What is asked.
Review the material and extract every line in which the word "color" occurs.

Provided records.
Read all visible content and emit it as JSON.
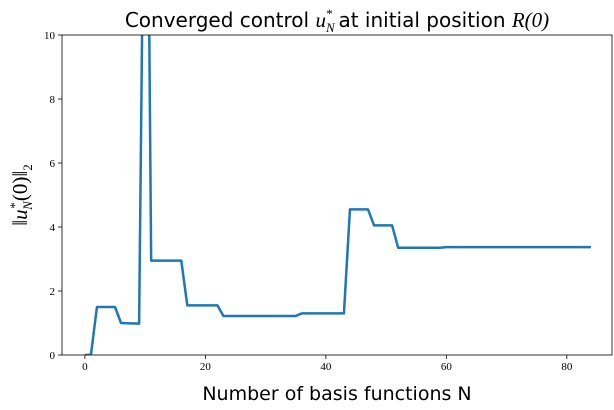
{
  "chart_data": {
    "type": "line",
    "title": [
      "Converged control ",
      "u",
      "N",
      "*",
      " at initial position ",
      "R(0)"
    ],
    "xlabel": "Number of basis functions N",
    "ylabel": [
      "‖",
      "u",
      "*",
      "N",
      "(0)‖",
      "2"
    ],
    "series": [
      {
        "color": "#1f77b4",
        "x": [
          0,
          1,
          2,
          5,
          6,
          9,
          9.6,
          10.6,
          11,
          16,
          17,
          22,
          23,
          35,
          36,
          43,
          44,
          47,
          48,
          51,
          52,
          59,
          60,
          84
        ],
        "values": [
          0,
          0,
          1.5,
          1.5,
          1.0,
          0.98,
          12,
          12,
          2.95,
          2.95,
          1.55,
          1.55,
          1.22,
          1.22,
          1.3,
          1.3,
          4.55,
          4.55,
          4.05,
          4.05,
          3.35,
          3.35,
          3.37,
          3.37
        ]
      }
    ],
    "xlim": [
      -3.8,
      87.5
    ],
    "ylim": [
      0,
      10
    ],
    "xticks": [
      0,
      20,
      40,
      60,
      80
    ],
    "yticks": [
      0,
      2,
      4,
      6,
      8,
      10
    ]
  }
}
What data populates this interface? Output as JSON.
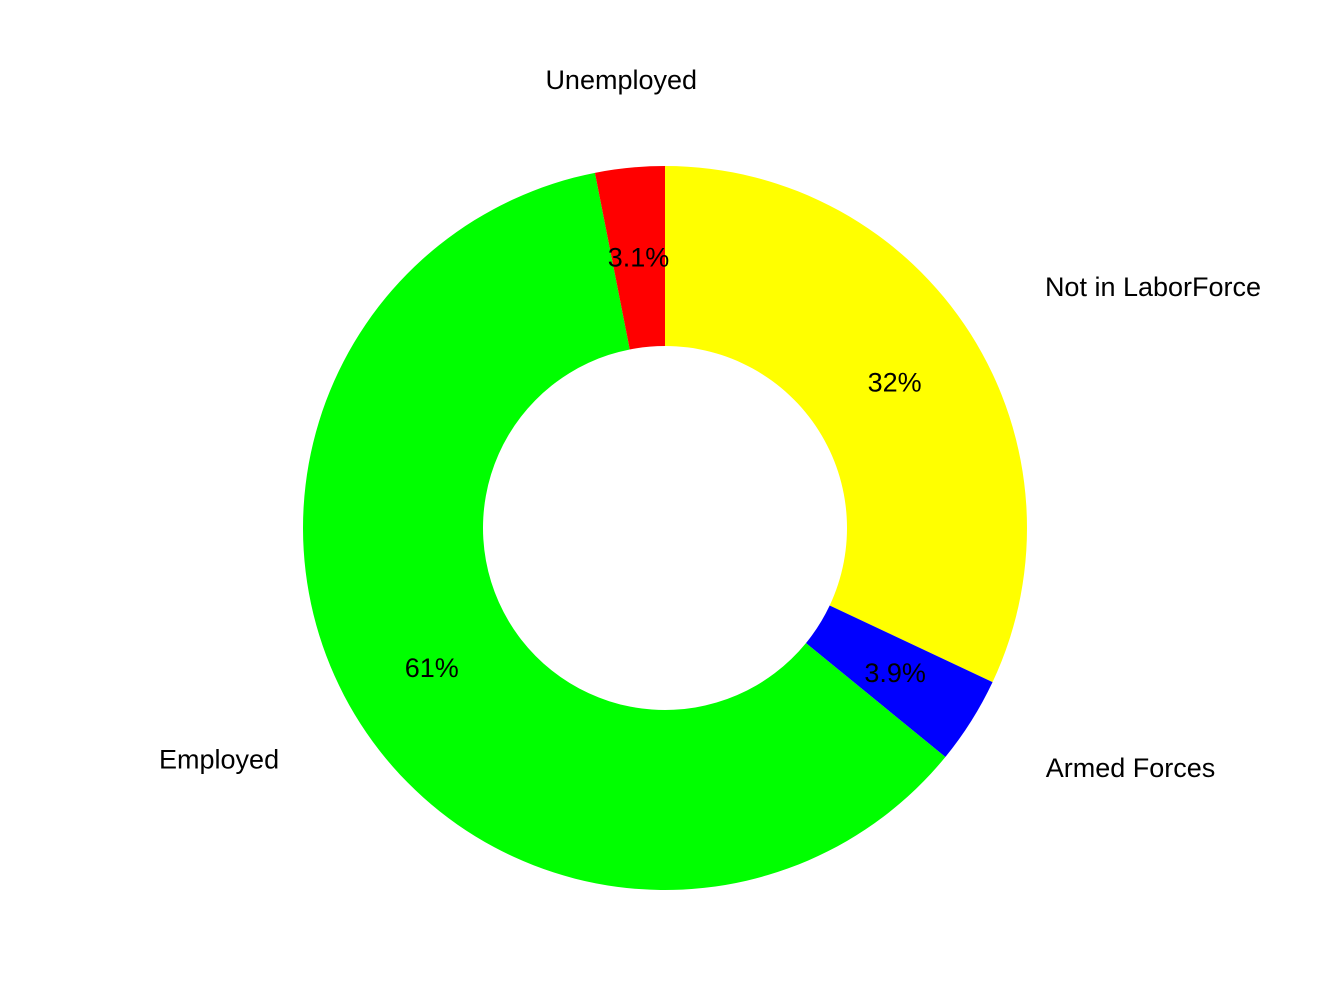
{
  "chart_data": {
    "type": "pie",
    "donut": true,
    "start_angle_deg": 90,
    "direction": "clockwise",
    "slices": [
      {
        "label": "Not in LaborForce",
        "value": 32.0,
        "pct_label": "32%",
        "color": "#FFFF00"
      },
      {
        "label": "Armed Forces",
        "value": 3.9,
        "pct_label": "3.9%",
        "color": "#0000FF"
      },
      {
        "label": "Employed",
        "value": 61.0,
        "pct_label": "61%",
        "color": "#00FF00"
      },
      {
        "label": "Unemployed",
        "value": 3.1,
        "pct_label": "3.1%",
        "color": "#FF0000"
      }
    ]
  }
}
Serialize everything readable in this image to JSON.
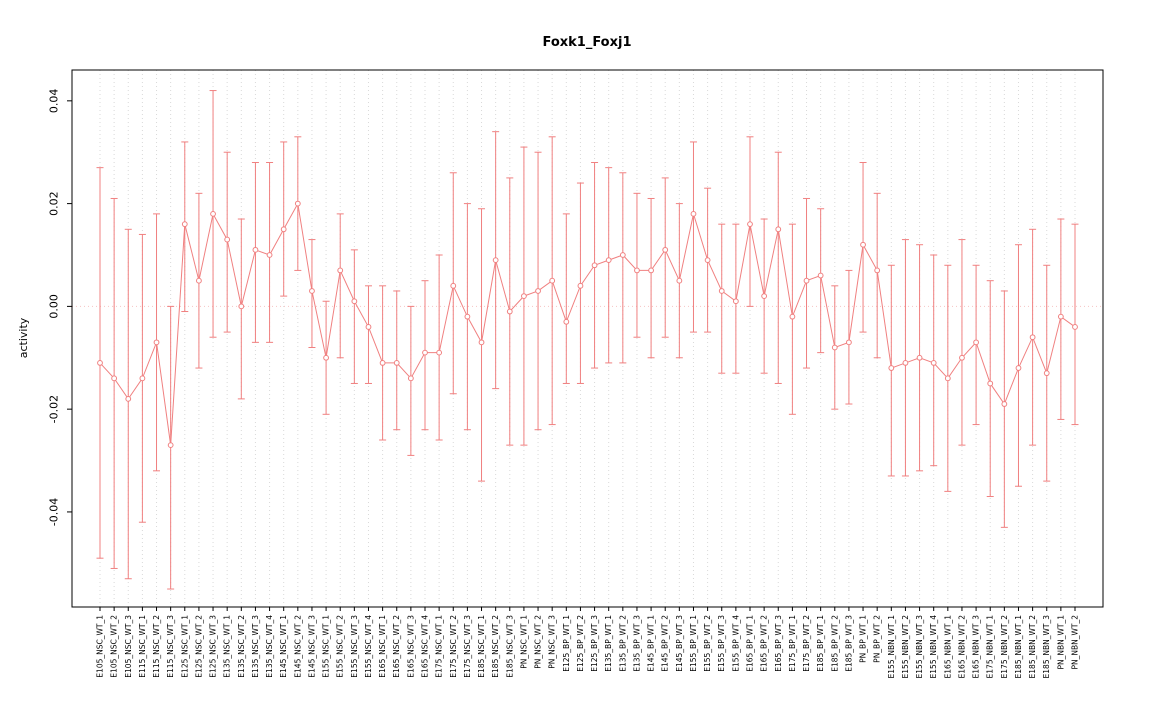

The reply.
        "color": "#1f77b4",
        "color": "#FFFF00"
        "color": "#0000FF"
        "color": "#00FF00"
        "color": "#FF0000"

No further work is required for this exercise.